Extracted material:

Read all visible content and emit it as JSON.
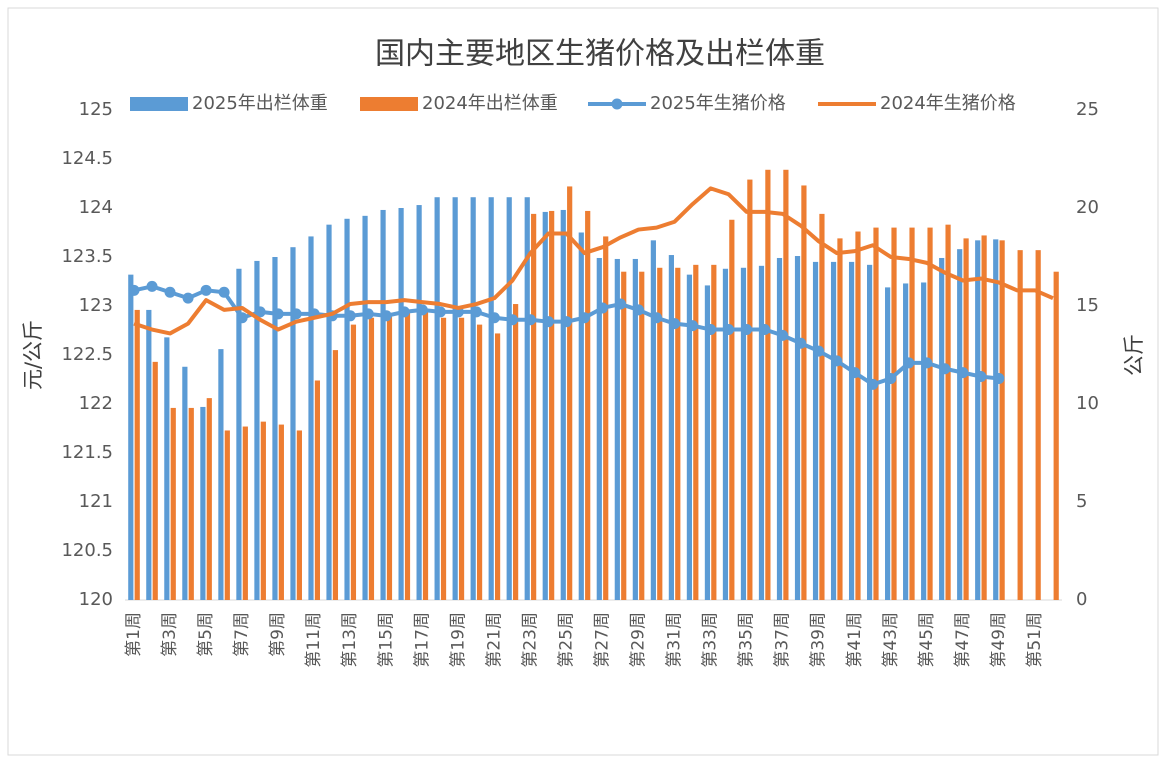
{
  "chart_data": {
    "type": "bar",
    "title": "国内主要地区生猪价格及出栏体重",
    "ylabel": "元/公斤",
    "y2label": "公斤",
    "categories": [
      "第1周",
      null,
      "第3周",
      null,
      "第5周",
      null,
      "第7周",
      null,
      "第9周",
      null,
      "第11周",
      null,
      "第13周",
      null,
      "第15周",
      null,
      "第17周",
      null,
      "第19周",
      null,
      "第21周",
      null,
      "第23周",
      null,
      "第25周",
      null,
      "第27周",
      null,
      "第29周",
      null,
      "第31周",
      null,
      "第33周",
      null,
      "第35周",
      null,
      "第37周",
      null,
      "第39周",
      null,
      "第41周",
      null,
      "第43周",
      null,
      "第45周",
      null,
      "第47周",
      null,
      "第49周",
      null,
      "第51周",
      null
    ],
    "series": [
      {
        "name": "2025年出栏体重",
        "type": "bar",
        "color": "#5b9bd5",
        "values": [
          123.32,
          122.96,
          122.68,
          122.38,
          121.97,
          122.56,
          123.38,
          123.46,
          123.5,
          123.6,
          123.71,
          123.83,
          123.89,
          123.92,
          123.98,
          124.0,
          124.03,
          124.11,
          124.11,
          124.11,
          124.11,
          124.11,
          124.11,
          123.96,
          123.98,
          123.75,
          123.49,
          123.48,
          123.48,
          123.67,
          123.52,
          123.32,
          123.21,
          123.38,
          123.39,
          123.41,
          123.49,
          123.51,
          123.45,
          123.45,
          123.45,
          123.42,
          123.19,
          123.23,
          123.24,
          123.49,
          123.58,
          123.67,
          123.68,
          null,
          null,
          null
        ]
      },
      {
        "name": "2024年出栏体重",
        "type": "bar",
        "color": "#ed7d31",
        "values": [
          122.96,
          122.43,
          121.96,
          121.96,
          122.06,
          121.73,
          121.77,
          121.82,
          121.79,
          121.73,
          122.24,
          122.55,
          122.81,
          122.88,
          122.93,
          122.94,
          122.96,
          122.88,
          122.88,
          122.81,
          122.72,
          123.02,
          123.94,
          123.97,
          124.22,
          123.97,
          123.71,
          123.35,
          123.35,
          123.39,
          123.39,
          123.42,
          123.42,
          123.88,
          124.29,
          124.39,
          124.39,
          124.23,
          123.94,
          123.69,
          123.76,
          123.8,
          123.8,
          123.8,
          123.8,
          123.83,
          123.69,
          123.72,
          123.67,
          123.57,
          123.57,
          123.35
        ]
      },
      {
        "name": "2025年生猪价格",
        "type": "line",
        "axis": "y2",
        "color": "#5b9bd5",
        "marker": true,
        "values": [
          15.8,
          16.0,
          15.7,
          15.4,
          15.8,
          15.7,
          14.4,
          14.7,
          14.6,
          14.6,
          14.6,
          14.5,
          14.5,
          14.6,
          14.5,
          14.7,
          14.8,
          14.7,
          14.7,
          14.7,
          14.4,
          14.3,
          14.3,
          14.2,
          14.2,
          14.4,
          14.9,
          15.1,
          14.8,
          14.4,
          14.1,
          14.0,
          13.8,
          13.8,
          13.8,
          13.8,
          13.5,
          13.1,
          12.7,
          12.2,
          11.6,
          11.0,
          11.3,
          12.1,
          12.1,
          11.8,
          11.6,
          11.4,
          11.3,
          null,
          null,
          null
        ]
      },
      {
        "name": "2024年生猪价格",
        "type": "line",
        "axis": "y2",
        "color": "#ed7d31",
        "marker": false,
        "values": [
          14.1,
          13.8,
          13.6,
          14.1,
          15.3,
          14.8,
          14.9,
          14.3,
          13.8,
          14.2,
          14.4,
          14.6,
          15.1,
          15.2,
          15.2,
          15.3,
          15.2,
          15.1,
          14.9,
          15.1,
          15.4,
          16.3,
          17.7,
          18.7,
          18.7,
          17.7,
          18.0,
          18.5,
          18.9,
          19.0,
          19.3,
          20.2,
          21.0,
          20.7,
          19.8,
          19.8,
          19.7,
          19.1,
          18.3,
          17.7,
          17.8,
          18.1,
          17.5,
          17.4,
          17.2,
          16.7,
          16.3,
          16.4,
          16.2,
          15.8,
          15.8,
          15.4
        ]
      }
    ],
    "ylim": [
      120,
      125
    ],
    "yticks": [
      120,
      120.5,
      121,
      121.5,
      122,
      122.5,
      123,
      123.5,
      124,
      124.5,
      125
    ],
    "y2lim": [
      0,
      25
    ],
    "y2ticks": [
      0,
      5,
      10,
      15,
      20,
      25
    ],
    "legend": "top",
    "grid": false
  }
}
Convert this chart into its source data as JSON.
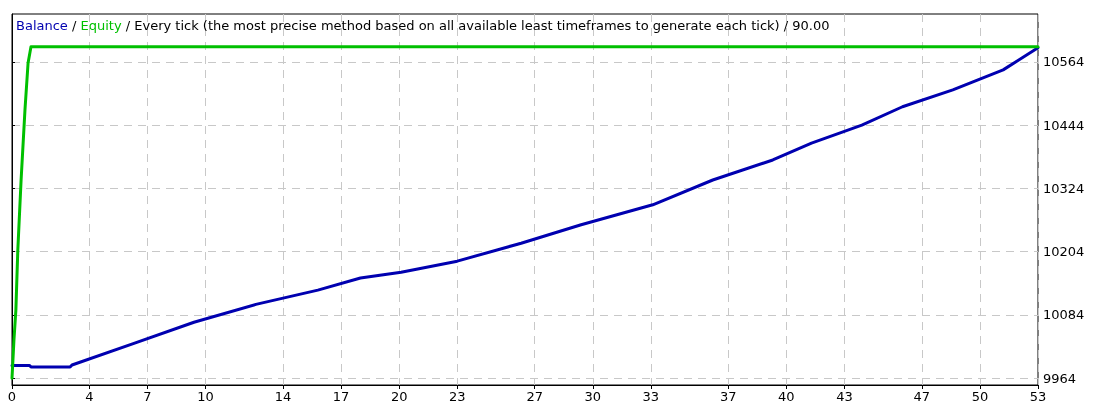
{
  "chart_data": {
    "type": "line",
    "title": "Every tick (the most precise method based on all available least timeframes to generate each tick) / 90.00",
    "annotations": [
      "/",
      "/"
    ],
    "grid": true,
    "marker": "none",
    "line_style": "solid",
    "xlim": [
      0,
      53
    ],
    "xticks": [
      0,
      4,
      7,
      10,
      14,
      17,
      20,
      23,
      27,
      30,
      33,
      37,
      40,
      43,
      47,
      50,
      53
    ],
    "ylim": [
      9951,
      10655
    ],
    "yticks": [
      9964,
      10084,
      10204,
      10324,
      10444,
      10564
    ],
    "series": [
      {
        "name": "Balance",
        "color": "#0000b0",
        "x": [
          0,
          0.9,
          1,
          3,
          3.1,
          6.3,
          9.4,
          12.6,
          15.8,
          18,
          20.1,
          23,
          26.3,
          29.4,
          33.1,
          36.2,
          39.3,
          41.3,
          43.9,
          46,
          48.6,
          51.2,
          53
        ],
        "values": [
          9988,
          9988,
          9985,
          9985,
          9989,
          10030,
          10070,
          10104,
          10131,
          10154,
          10165,
          10186,
          10220,
          10255,
          10293,
          10340,
          10378,
          10410,
          10444,
          10479,
          10511,
          10549,
          10591
        ]
      },
      {
        "name": "Equity",
        "color": "#00c000",
        "x": [
          0,
          0.1,
          0.2,
          0.3,
          0.47,
          0.67,
          0.83,
          0.98,
          53
        ],
        "values": [
          9964,
          10036,
          10093,
          10207,
          10340,
          10473,
          10562,
          10593,
          10593
        ]
      }
    ]
  }
}
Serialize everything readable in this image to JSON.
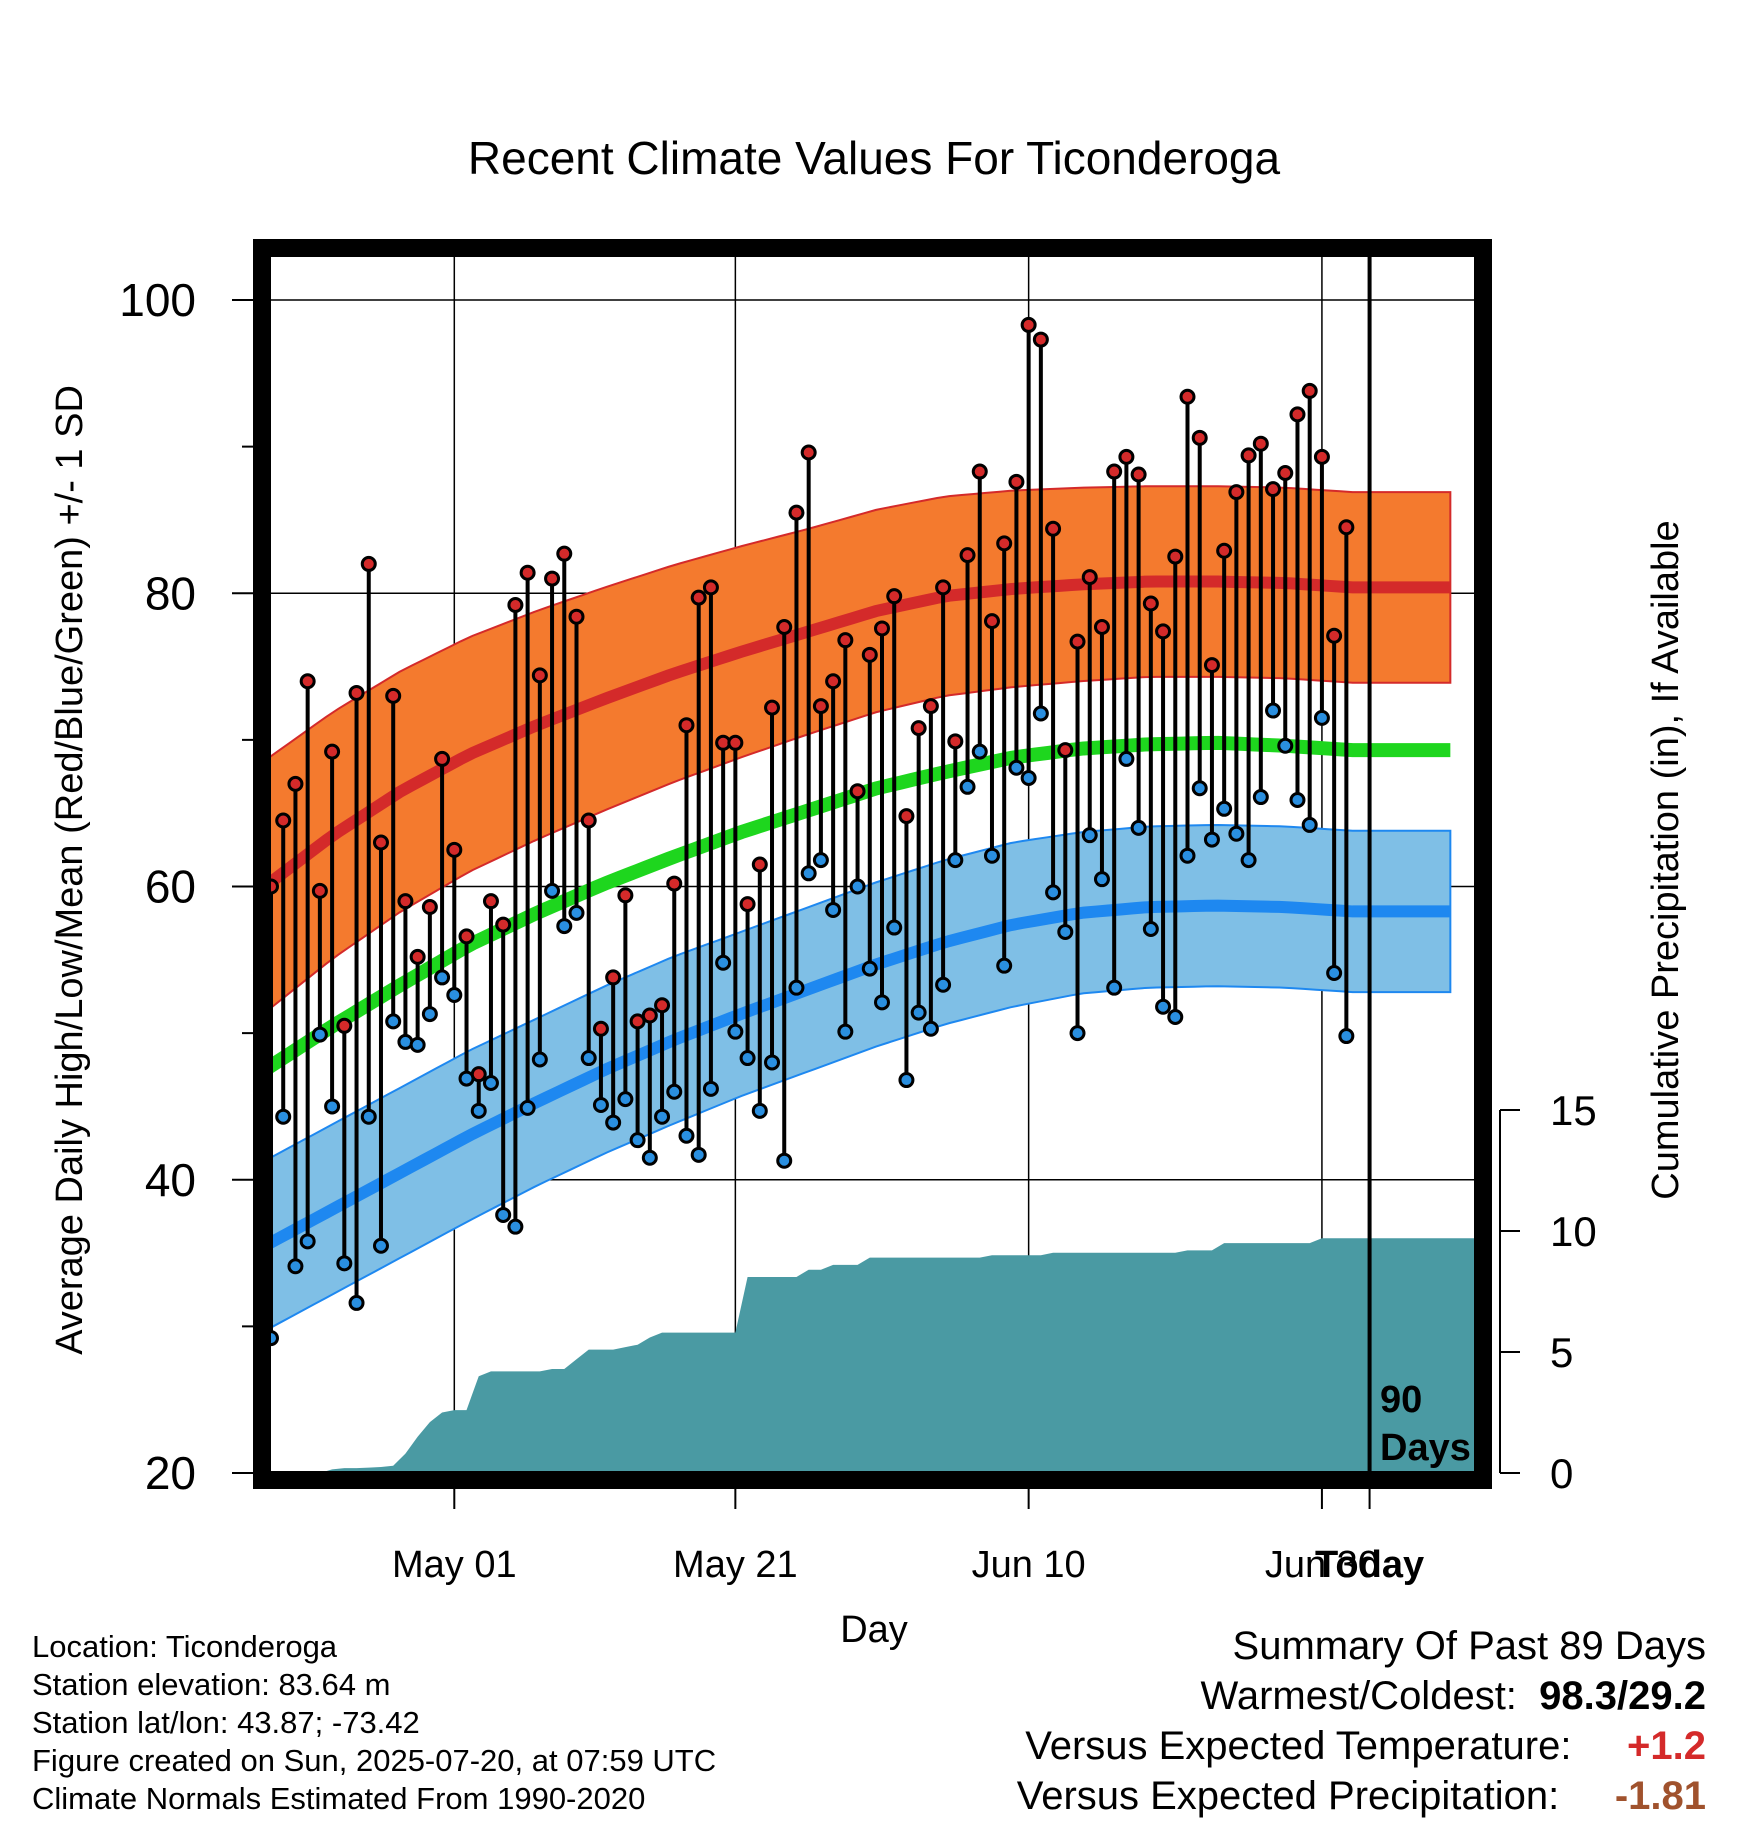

Exercise objective:
From the listing, copy every line where the string "title" appears.

Final answer:
    "title": "国内主要地区生猪价格及出栏体重",
    "title": "Every tick (the most precise method based on all available least timeframes to generate each tick) / 90.00",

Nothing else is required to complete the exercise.